JOB → Output each line of the material exactly as it stands.

DATASET EXTRACT →

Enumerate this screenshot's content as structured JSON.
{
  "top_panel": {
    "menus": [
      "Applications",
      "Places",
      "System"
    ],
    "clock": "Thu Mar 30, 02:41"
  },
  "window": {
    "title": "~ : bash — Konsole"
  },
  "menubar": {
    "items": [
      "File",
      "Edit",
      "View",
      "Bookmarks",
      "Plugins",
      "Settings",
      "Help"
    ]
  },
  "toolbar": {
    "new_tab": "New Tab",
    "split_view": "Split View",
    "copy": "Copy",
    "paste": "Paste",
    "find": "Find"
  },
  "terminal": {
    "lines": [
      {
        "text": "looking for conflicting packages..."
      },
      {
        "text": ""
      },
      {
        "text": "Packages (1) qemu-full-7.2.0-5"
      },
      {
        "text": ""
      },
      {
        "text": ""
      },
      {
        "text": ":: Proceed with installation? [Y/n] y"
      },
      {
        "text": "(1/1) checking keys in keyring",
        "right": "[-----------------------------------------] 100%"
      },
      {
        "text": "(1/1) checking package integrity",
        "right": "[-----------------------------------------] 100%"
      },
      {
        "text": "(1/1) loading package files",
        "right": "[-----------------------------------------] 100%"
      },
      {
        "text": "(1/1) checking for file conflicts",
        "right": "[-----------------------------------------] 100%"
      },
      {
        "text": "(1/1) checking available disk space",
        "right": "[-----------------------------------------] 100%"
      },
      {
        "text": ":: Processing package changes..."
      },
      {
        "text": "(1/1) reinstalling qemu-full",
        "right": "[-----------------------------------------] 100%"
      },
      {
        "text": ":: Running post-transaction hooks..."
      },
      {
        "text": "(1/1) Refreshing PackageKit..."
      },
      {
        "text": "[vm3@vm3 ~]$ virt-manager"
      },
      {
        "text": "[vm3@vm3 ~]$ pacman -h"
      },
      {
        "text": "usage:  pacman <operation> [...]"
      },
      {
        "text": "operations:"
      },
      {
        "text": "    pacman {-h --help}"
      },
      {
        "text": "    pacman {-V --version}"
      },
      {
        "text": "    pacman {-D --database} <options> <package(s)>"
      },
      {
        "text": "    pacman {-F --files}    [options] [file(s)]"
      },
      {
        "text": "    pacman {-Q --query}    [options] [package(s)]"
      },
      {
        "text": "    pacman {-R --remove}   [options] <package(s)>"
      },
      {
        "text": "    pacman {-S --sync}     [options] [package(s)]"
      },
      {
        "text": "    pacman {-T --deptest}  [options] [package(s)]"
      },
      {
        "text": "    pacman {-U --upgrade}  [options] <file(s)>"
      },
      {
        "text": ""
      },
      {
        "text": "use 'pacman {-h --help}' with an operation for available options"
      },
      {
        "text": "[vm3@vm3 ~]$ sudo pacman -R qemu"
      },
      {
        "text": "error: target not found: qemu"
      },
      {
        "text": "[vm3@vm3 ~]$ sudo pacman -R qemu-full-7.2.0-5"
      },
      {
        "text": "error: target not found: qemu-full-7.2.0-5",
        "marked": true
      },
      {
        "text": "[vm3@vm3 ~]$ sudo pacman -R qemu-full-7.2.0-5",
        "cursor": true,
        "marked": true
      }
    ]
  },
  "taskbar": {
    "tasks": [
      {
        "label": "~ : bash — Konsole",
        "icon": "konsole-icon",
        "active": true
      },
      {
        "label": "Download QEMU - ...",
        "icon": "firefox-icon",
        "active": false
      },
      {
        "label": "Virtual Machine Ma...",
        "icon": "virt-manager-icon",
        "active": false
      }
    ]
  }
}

RESULT BELOW →
Enumerate this screenshot's content as structured JSON.
{
  "top_panel": {
    "menus": [
      "Applications",
      "Places",
      "System"
    ],
    "clock": "Thu Mar 30, 02:41"
  },
  "window": {
    "title": "~ : bash — Konsole"
  },
  "menubar": {
    "items": [
      "File",
      "Edit",
      "View",
      "Bookmarks",
      "Plugins",
      "Settings",
      "Help"
    ]
  },
  "toolbar": {
    "new_tab": "New Tab",
    "split_view": "Split View",
    "copy": "Copy",
    "paste": "Paste",
    "find": "Find"
  },
  "terminal": {
    "lines": [
      {
        "text": "looking for conflicting packages..."
      },
      {
        "text": ""
      },
      {
        "text": "Packages (1) qemu-full-7.2.0-5"
      },
      {
        "text": ""
      },
      {
        "text": ""
      },
      {
        "text": ":: Proceed with installation? [Y/n] y"
      },
      {
        "text": "(1/1) checking keys in keyring",
        "right": "[-----------------------------------------] 100%"
      },
      {
        "text": "(1/1) checking package integrity",
        "right": "[-----------------------------------------] 100%"
      },
      {
        "text": "(1/1) loading package files",
        "right": "[-----------------------------------------] 100%"
      },
      {
        "text": "(1/1) checking for file conflicts",
        "right": "[-----------------------------------------] 100%"
      },
      {
        "text": "(1/1) checking available disk space",
        "right": "[-----------------------------------------] 100%"
      },
      {
        "text": ":: Processing package changes..."
      },
      {
        "text": "(1/1) reinstalling qemu-full",
        "right": "[-----------------------------------------] 100%"
      },
      {
        "text": ":: Running post-transaction hooks..."
      },
      {
        "text": "(1/1) Refreshing PackageKit..."
      },
      {
        "text": "[vm3@vm3 ~]$ virt-manager"
      },
      {
        "text": "[vm3@vm3 ~]$ pacman -h"
      },
      {
        "text": "usage:  pacman <operation> [...]"
      },
      {
        "text": "operations:"
      },
      {
        "text": "    pacman {-h --help}"
      },
      {
        "text": "    pacman {-V --version}"
      },
      {
        "text": "    pacman {-D --database} <options> <package(s)>"
      },
      {
        "text": "    pacman {-F --files}    [options] [file(s)]"
      },
      {
        "text": "    pacman {-Q --query}    [options] [package(s)]"
      },
      {
        "text": "    pacman {-R --remove}   [options] <package(s)>"
      },
      {
        "text": "    pacman {-S --sync}     [options] [package(s)]"
      },
      {
        "text": "    pacman {-T --deptest}  [options] [package(s)]"
      },
      {
        "text": "    pacman {-U --upgrade}  [options] <file(s)>"
      },
      {
        "text": ""
      },
      {
        "text": "use 'pacman {-h --help}' with an operation for available options"
      },
      {
        "text": "[vm3@vm3 ~]$ sudo pacman -R qemu"
      },
      {
        "text": "error: target not found: qemu"
      },
      {
        "text": "[vm3@vm3 ~]$ sudo pacman -R qemu-full-7.2.0-5"
      },
      {
        "text": "error: target not found: qemu-full-7.2.0-5",
        "marked": true
      },
      {
        "text": "[vm3@vm3 ~]$ sudo pacman -R qemu-full-7.2.0-5",
        "cursor": true,
        "marked": true
      }
    ]
  },
  "taskbar": {
    "tasks": [
      {
        "label": "~ : bash — Konsole",
        "icon": "konsole-icon",
        "active": true
      },
      {
        "label": "Download QEMU - ...",
        "icon": "firefox-icon",
        "active": false
      },
      {
        "label": "Virtual Machine Ma...",
        "icon": "virt-manager-icon",
        "active": false
      }
    ]
  }
}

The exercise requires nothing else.